** Task objective **
Take the material below and write it all out again exactly.

(Saved data entries)
====

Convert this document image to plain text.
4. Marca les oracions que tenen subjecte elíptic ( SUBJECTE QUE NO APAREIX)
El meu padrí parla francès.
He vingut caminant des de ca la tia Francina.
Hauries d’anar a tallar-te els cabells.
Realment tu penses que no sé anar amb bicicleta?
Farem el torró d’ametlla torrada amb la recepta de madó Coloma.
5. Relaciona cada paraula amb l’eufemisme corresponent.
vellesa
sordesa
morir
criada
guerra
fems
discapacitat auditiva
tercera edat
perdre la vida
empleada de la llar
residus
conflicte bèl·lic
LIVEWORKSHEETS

====

** The result **
Convert this document image to plain text.
4. Marca les oracions que tenen subjecte elíptic ( SUBJECTE QUE NO APAREIX)
El meu padrí parla francès.
He vingut caminant des de ca la tia Francina.
Hauries d’anar a tallar-te els cabells.
Realment tu penses que no sé anar amb bicicleta?
Farem el torró d’ametlla torrada amb la recepta de madó Coloma.
5. Relaciona cada paraula amb l’eufemisme corresponent.
vellesa
sordesa
morir
criada
guerra
fems
discapacitat auditiva
tercera edat
perdre la vida
empleada de la llar
residus
conflicte bèl·lic
LIVEWORKSHEETS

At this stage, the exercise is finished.